### Given task
Repeat every line below exactly, word for word.

(Data entries)
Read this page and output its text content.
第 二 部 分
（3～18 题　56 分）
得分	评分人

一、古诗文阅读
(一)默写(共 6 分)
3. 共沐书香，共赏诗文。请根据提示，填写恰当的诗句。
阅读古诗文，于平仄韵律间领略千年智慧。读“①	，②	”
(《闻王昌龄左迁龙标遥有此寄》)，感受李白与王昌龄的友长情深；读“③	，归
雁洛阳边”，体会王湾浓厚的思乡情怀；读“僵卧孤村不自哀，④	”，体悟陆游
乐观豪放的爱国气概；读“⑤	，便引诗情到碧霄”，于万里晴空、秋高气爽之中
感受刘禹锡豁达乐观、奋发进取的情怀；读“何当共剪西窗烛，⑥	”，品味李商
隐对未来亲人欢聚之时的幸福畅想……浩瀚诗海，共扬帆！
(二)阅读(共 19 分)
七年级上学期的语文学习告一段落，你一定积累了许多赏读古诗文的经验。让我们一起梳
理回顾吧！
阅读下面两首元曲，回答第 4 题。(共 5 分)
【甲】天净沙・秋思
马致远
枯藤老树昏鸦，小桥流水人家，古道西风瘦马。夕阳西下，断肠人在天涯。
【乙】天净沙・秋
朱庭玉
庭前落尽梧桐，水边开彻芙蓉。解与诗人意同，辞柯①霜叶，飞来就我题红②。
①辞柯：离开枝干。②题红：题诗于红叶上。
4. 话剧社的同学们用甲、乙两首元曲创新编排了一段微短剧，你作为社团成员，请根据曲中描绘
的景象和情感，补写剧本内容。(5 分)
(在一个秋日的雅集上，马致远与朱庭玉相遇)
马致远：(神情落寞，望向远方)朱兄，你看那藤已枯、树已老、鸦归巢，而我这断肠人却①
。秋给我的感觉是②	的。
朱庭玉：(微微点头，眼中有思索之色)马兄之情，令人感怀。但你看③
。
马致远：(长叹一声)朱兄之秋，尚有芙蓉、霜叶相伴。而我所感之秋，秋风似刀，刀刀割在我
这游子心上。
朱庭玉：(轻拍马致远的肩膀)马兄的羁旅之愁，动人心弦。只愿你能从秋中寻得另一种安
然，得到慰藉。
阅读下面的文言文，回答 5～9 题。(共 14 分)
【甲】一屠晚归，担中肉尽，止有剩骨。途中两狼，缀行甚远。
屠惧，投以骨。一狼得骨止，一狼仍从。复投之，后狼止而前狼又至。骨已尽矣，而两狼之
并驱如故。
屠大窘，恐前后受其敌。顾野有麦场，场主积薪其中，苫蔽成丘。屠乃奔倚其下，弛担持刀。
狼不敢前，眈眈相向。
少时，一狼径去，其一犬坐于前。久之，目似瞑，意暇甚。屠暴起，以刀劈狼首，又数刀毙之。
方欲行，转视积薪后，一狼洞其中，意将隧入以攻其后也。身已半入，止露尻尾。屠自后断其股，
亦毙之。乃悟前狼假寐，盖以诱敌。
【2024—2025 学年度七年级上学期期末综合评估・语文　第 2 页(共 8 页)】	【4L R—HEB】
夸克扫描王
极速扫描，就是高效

### Full solution
Read this page and output its text content.
第 二 部 分
（3～18 题　56 分）
得分	评分人

一、古诗文阅读
(一)默写(共 6 分)
3. 共沐书香，共赏诗文。请根据提示，填写恰当的诗句。
阅读古诗文，于平仄韵律间领略千年智慧。读“①	，②	”
(《闻王昌龄左迁龙标遥有此寄》)，感受李白与王昌龄的友长情深；读“③	，归
雁洛阳边”，体会王湾浓厚的思乡情怀；读“僵卧孤村不自哀，④	”，体悟陆游
乐观豪放的爱国气概；读“⑤	，便引诗情到碧霄”，于万里晴空、秋高气爽之中
感受刘禹锡豁达乐观、奋发进取的情怀；读“何当共剪西窗烛，⑥	”，品味李商
隐对未来亲人欢聚之时的幸福畅想……浩瀚诗海，共扬帆！
(二)阅读(共 19 分)
七年级上学期的语文学习告一段落，你一定积累了许多赏读古诗文的经验。让我们一起梳
理回顾吧！
阅读下面两首元曲，回答第 4 题。(共 5 分)
【甲】天净沙・秋思
马致远
枯藤老树昏鸦，小桥流水人家，古道西风瘦马。夕阳西下，断肠人在天涯。
【乙】天净沙・秋
朱庭玉
庭前落尽梧桐，水边开彻芙蓉。解与诗人意同，辞柯①霜叶，飞来就我题红②。
①辞柯：离开枝干。②题红：题诗于红叶上。
4. 话剧社的同学们用甲、乙两首元曲创新编排了一段微短剧，你作为社团成员，请根据曲中描绘
的景象和情感，补写剧本内容。(5 分)
(在一个秋日的雅集上，马致远与朱庭玉相遇)
马致远：(神情落寞，望向远方)朱兄，你看那藤已枯、树已老、鸦归巢，而我这断肠人却①
。秋给我的感觉是②	的。
朱庭玉：(微微点头，眼中有思索之色)马兄之情，令人感怀。但你看③
。
马致远：(长叹一声)朱兄之秋，尚有芙蓉、霜叶相伴。而我所感之秋，秋风似刀，刀刀割在我
这游子心上。
朱庭玉：(轻拍马致远的肩膀)马兄的羁旅之愁，动人心弦。只愿你能从秋中寻得另一种安
然，得到慰藉。
阅读下面的文言文，回答 5～9 题。(共 14 分)
【甲】一屠晚归，担中肉尽，止有剩骨。途中两狼，缀行甚远。
屠惧，投以骨。一狼得骨止，一狼仍从。复投之，后狼止而前狼又至。骨已尽矣，而两狼之
并驱如故。
屠大窘，恐前后受其敌。顾野有麦场，场主积薪其中，苫蔽成丘。屠乃奔倚其下，弛担持刀。
狼不敢前，眈眈相向。
少时，一狼径去，其一犬坐于前。久之，目似瞑，意暇甚。屠暴起，以刀劈狼首，又数刀毙之。
方欲行，转视积薪后，一狼洞其中，意将隧入以攻其后也。身已半入，止露尻尾。屠自后断其股，
亦毙之。乃悟前狼假寐，盖以诱敌。
【2024—2025 学年度七年级上学期期末综合评估・语文　第 2 页(共 8 页)】	【4L R—HEB】
夸克扫描王
极速扫描，就是高效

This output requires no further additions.